### [Supplied data]
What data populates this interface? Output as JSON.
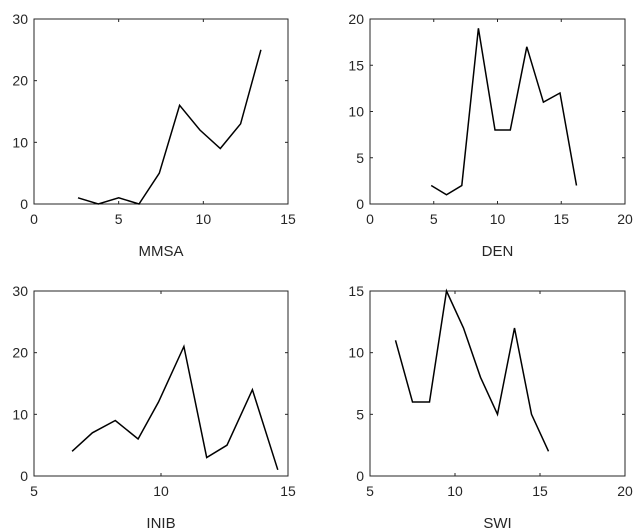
{
  "chart_data": [
    {
      "type": "line",
      "xlabel": "MMSA",
      "xlim": [
        0,
        15
      ],
      "ylim": [
        0,
        30
      ],
      "xticks": [
        0,
        5,
        10,
        15
      ],
      "yticks": [
        0,
        10,
        20,
        30
      ],
      "grid": false,
      "series": [
        {
          "x": [
            2.6,
            3.8,
            5.0,
            6.2,
            7.4,
            8.6,
            9.8,
            11.0,
            12.2,
            13.4
          ],
          "values": [
            1,
            0,
            1,
            0,
            5,
            16,
            12,
            9,
            13,
            25
          ]
        }
      ]
    },
    {
      "type": "line",
      "xlabel": "DEN",
      "xlim": [
        0,
        20
      ],
      "ylim": [
        0,
        20
      ],
      "xticks": [
        0,
        5,
        10,
        15,
        20
      ],
      "yticks": [
        0,
        5,
        10,
        15,
        20
      ],
      "grid": false,
      "series": [
        {
          "x": [
            4.8,
            6.0,
            7.2,
            8.5,
            9.8,
            11.0,
            12.3,
            13.6,
            14.9,
            16.2
          ],
          "values": [
            2,
            1,
            2,
            19,
            8,
            8,
            17,
            11,
            12,
            2
          ]
        }
      ]
    },
    {
      "type": "line",
      "xlabel": "INIB",
      "xlim": [
        5,
        15
      ],
      "ylim": [
        0,
        30
      ],
      "xticks": [
        5,
        10,
        15
      ],
      "yticks": [
        0,
        10,
        20,
        30
      ],
      "grid": false,
      "series": [
        {
          "x": [
            6.5,
            7.3,
            8.2,
            9.1,
            9.9,
            10.9,
            11.8,
            12.6,
            13.6,
            14.6
          ],
          "values": [
            4,
            7,
            9,
            6,
            12,
            21,
            3,
            5,
            14,
            1
          ]
        }
      ]
    },
    {
      "type": "line",
      "xlabel": "SWI",
      "xlim": [
        5,
        20
      ],
      "ylim": [
        0,
        15
      ],
      "xticks": [
        5,
        10,
        15,
        20
      ],
      "yticks": [
        0,
        5,
        10,
        15
      ],
      "grid": false,
      "series": [
        {
          "x": [
            6.5,
            7.5,
            8.5,
            9.5,
            10.5,
            11.5,
            12.5,
            13.5,
            14.5,
            15.5
          ],
          "values": [
            11,
            6,
            6,
            15,
            12,
            8,
            5,
            12,
            5,
            2
          ]
        }
      ]
    }
  ],
  "colors": {
    "line": "#000000",
    "axis": "#262626",
    "background": "#ffffff"
  }
}
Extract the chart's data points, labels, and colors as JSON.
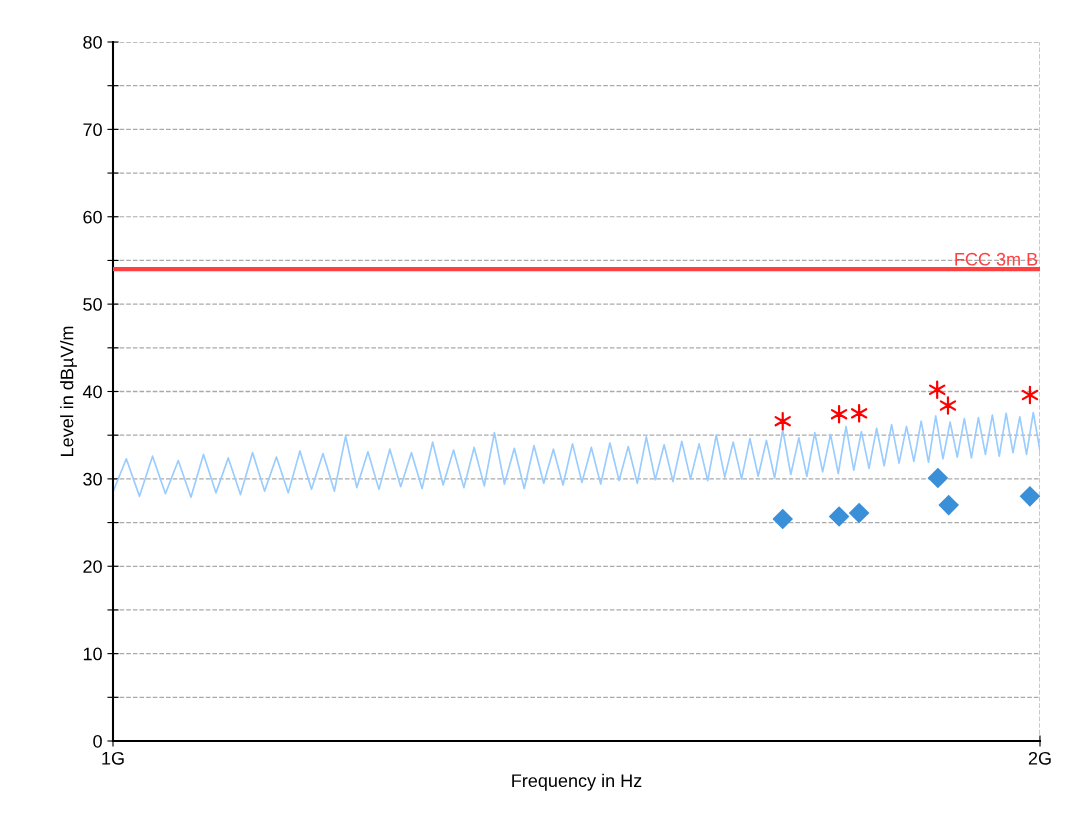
{
  "chart_data": {
    "type": "line",
    "xlabel": "Frequency in Hz",
    "ylabel": "Level in dBµV/m",
    "log": "x",
    "xlim": [
      1,
      2
    ],
    "xticks": [
      {
        "value": 1,
        "label": "1G"
      },
      {
        "value": 2,
        "label": "2G"
      }
    ],
    "ylim": [
      0,
      80
    ],
    "yticks": [
      0,
      {
        "value": 5,
        "label": null
      },
      10,
      {
        "value": 15,
        "label": null
      },
      20,
      {
        "value": 25,
        "label": null
      },
      30,
      {
        "value": 35,
        "label": null
      },
      40,
      {
        "value": 45,
        "label": null
      },
      50,
      {
        "value": 55,
        "label": null
      },
      60,
      {
        "value": 65,
        "label": null
      },
      70,
      {
        "value": 75,
        "label": null
      },
      80
    ],
    "grid": true,
    "legend": false,
    "ref_lines": [
      {
        "axis": "y",
        "value": 54,
        "label": "FCC 3m B",
        "color": "#ff4040",
        "line_style": "solid"
      }
    ],
    "series": [
      {
        "color": "#99ccff",
        "marker": "none",
        "line_style": "solid",
        "x": [
          1.0,
          1.01,
          1.02,
          1.03,
          1.04,
          1.05,
          1.06,
          1.07,
          1.08,
          1.09,
          1.1,
          1.11,
          1.12,
          1.13,
          1.14,
          1.15,
          1.16,
          1.17,
          1.18,
          1.19,
          1.2,
          1.21,
          1.22,
          1.23,
          1.24,
          1.25,
          1.26,
          1.27,
          1.28,
          1.29,
          1.3,
          1.31,
          1.32,
          1.33,
          1.34,
          1.35,
          1.36,
          1.37,
          1.38,
          1.39,
          1.4,
          1.41,
          1.42,
          1.43,
          1.44,
          1.45,
          1.46,
          1.47,
          1.48,
          1.49,
          1.5,
          1.51,
          1.52,
          1.53,
          1.54,
          1.55,
          1.56,
          1.57,
          1.58,
          1.59,
          1.6,
          1.61,
          1.62,
          1.63,
          1.64,
          1.65,
          1.66,
          1.67,
          1.68,
          1.69,
          1.7,
          1.71,
          1.72,
          1.73,
          1.74,
          1.75,
          1.76,
          1.77,
          1.78,
          1.79,
          1.8,
          1.81,
          1.82,
          1.83,
          1.84,
          1.85,
          1.86,
          1.87,
          1.88,
          1.89,
          1.9,
          1.91,
          1.92,
          1.93,
          1.94,
          1.95,
          1.96,
          1.97,
          1.98,
          1.99,
          2.0
        ],
        "values": [
          28.5,
          32.3,
          28.0,
          32.6,
          28.3,
          32.1,
          27.9,
          32.8,
          28.4,
          32.4,
          28.2,
          33.0,
          28.6,
          32.5,
          28.4,
          33.2,
          28.8,
          32.9,
          28.6,
          34.9,
          29.0,
          33.1,
          28.8,
          33.4,
          29.1,
          33.0,
          28.9,
          34.2,
          29.3,
          33.3,
          29.0,
          33.6,
          29.2,
          35.3,
          29.4,
          33.5,
          28.9,
          33.8,
          29.5,
          33.4,
          29.3,
          34.0,
          29.6,
          33.6,
          29.4,
          34.1,
          29.8,
          33.7,
          29.5,
          34.8,
          29.9,
          33.9,
          29.7,
          34.3,
          30.0,
          34.0,
          29.8,
          35.0,
          30.2,
          34.2,
          30.0,
          34.6,
          30.3,
          34.4,
          30.1,
          35.6,
          30.5,
          34.7,
          30.3,
          35.3,
          30.8,
          35.1,
          30.6,
          36.0,
          31.0,
          35.4,
          31.2,
          35.8,
          31.5,
          36.2,
          31.8,
          36.0,
          32.0,
          36.6,
          31.9,
          37.2,
          32.3,
          36.5,
          32.5,
          36.9,
          32.4,
          37.0,
          32.8,
          37.3,
          32.6,
          37.5,
          33.0,
          37.1,
          32.8,
          37.6,
          33.2
        ]
      },
      {
        "type": "scatter",
        "color": "#ff0000",
        "marker": "cross",
        "x": [
          1.65,
          1.721,
          1.747,
          1.852,
          1.867,
          1.985
        ],
        "values": [
          36.6,
          37.4,
          37.5,
          40.2,
          38.4,
          39.6
        ]
      },
      {
        "type": "scatter",
        "color": "#3a8fd9",
        "marker": "diamond",
        "x": [
          1.65,
          1.721,
          1.747,
          1.853,
          1.868,
          1.985
        ],
        "values": [
          25.4,
          25.7,
          26.1,
          30.1,
          27.0,
          28.0
        ]
      }
    ]
  }
}
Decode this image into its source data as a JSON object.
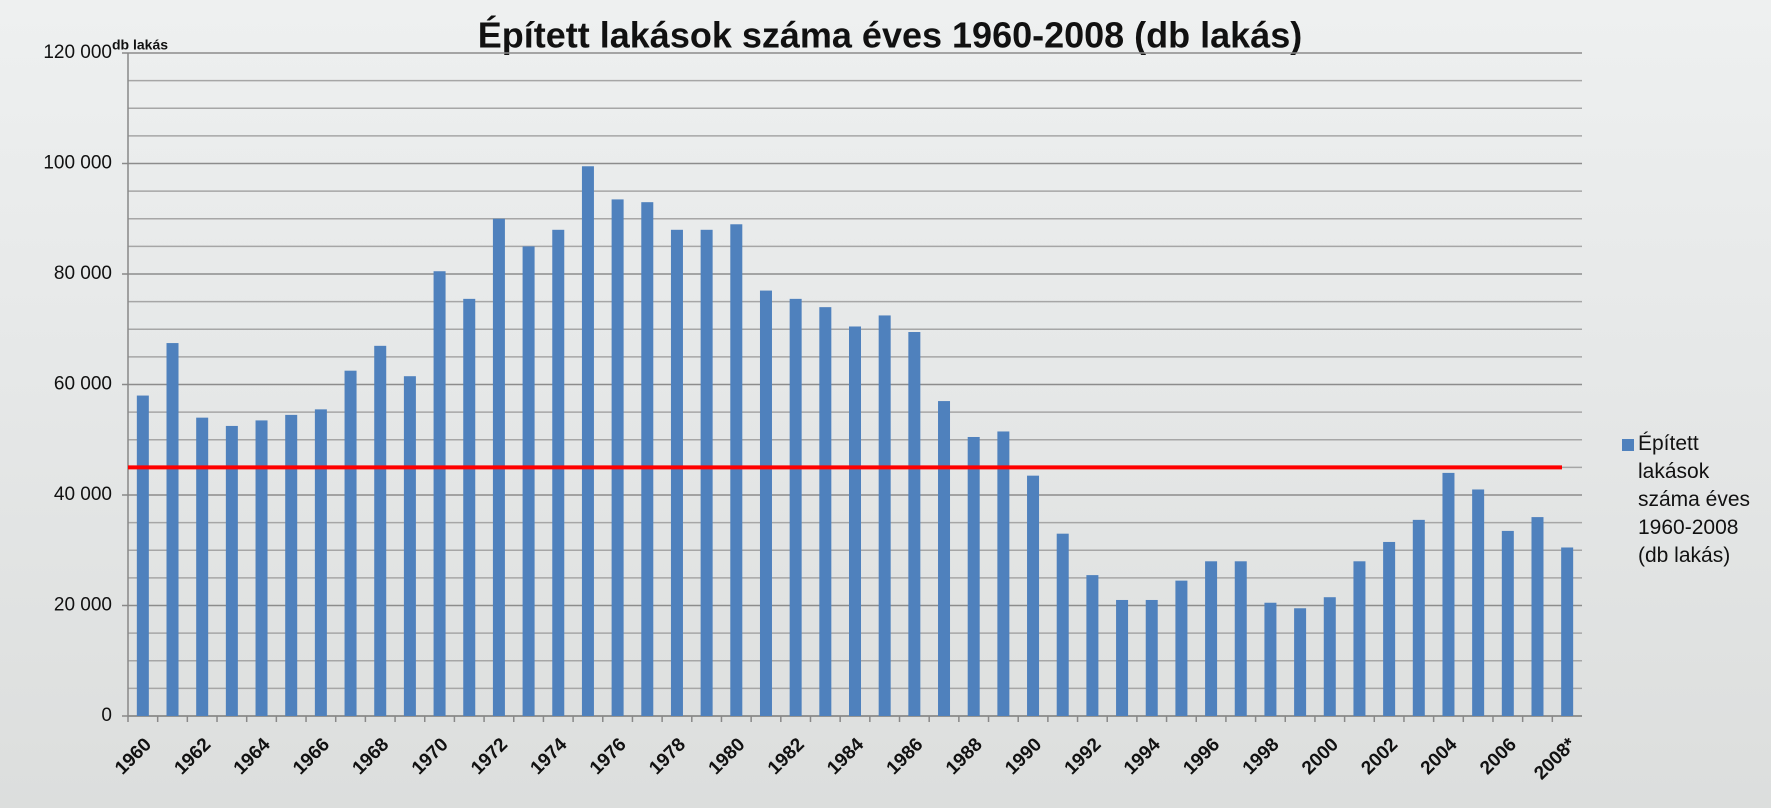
{
  "chart_data": {
    "type": "bar",
    "title": "Épített lakások száma éves 1960-2008 (db lakás)",
    "y_axis_label": "db lakás",
    "categories": [
      "1960",
      null,
      "1962",
      null,
      "1964",
      null,
      "1966",
      null,
      "1968",
      null,
      "1970",
      null,
      "1972",
      null,
      "1974",
      null,
      "1976",
      null,
      "1978",
      null,
      "1980",
      null,
      "1982",
      null,
      "1984",
      null,
      "1986",
      null,
      "1988",
      null,
      "1990",
      null,
      "1992",
      null,
      "1994",
      null,
      "1996",
      null,
      "1998",
      null,
      "2000",
      null,
      "2002",
      null,
      "2004",
      null,
      "2006",
      null,
      "2008*"
    ],
    "series": [
      {
        "name": "Épített lakások száma éves 1960-2008 (db lakás)",
        "color": "#4f81bd",
        "values": [
          58000,
          67500,
          54000,
          52500,
          53500,
          54500,
          55500,
          62500,
          67000,
          61500,
          80500,
          75500,
          90000,
          85000,
          88000,
          99500,
          93500,
          93000,
          88000,
          88000,
          89000,
          77000,
          75500,
          74000,
          70500,
          72500,
          69500,
          57000,
          50500,
          51500,
          43500,
          33000,
          25500,
          21000,
          21000,
          24500,
          28000,
          28000,
          20500,
          19500,
          21500,
          28000,
          31500,
          35500,
          44000,
          41000,
          33500,
          36000,
          30500
        ]
      }
    ],
    "reference_line": {
      "value": 45000,
      "color": "#ff0000"
    },
    "ylim": [
      0,
      120000
    ],
    "yticks": [
      0,
      {
        "value": 20000,
        "label": "20 000"
      },
      {
        "value": 40000,
        "label": "40 000"
      },
      {
        "value": 60000,
        "label": "60 000"
      },
      {
        "value": 80000,
        "label": "80 000"
      },
      {
        "value": 100000,
        "label": "100 000"
      },
      {
        "value": 120000,
        "label": "120 000"
      }
    ],
    "grid": true,
    "legend": "right"
  }
}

### [Given task]
State the count of lines above containing the string "marker", and add nothing to it.

### [Task output]
3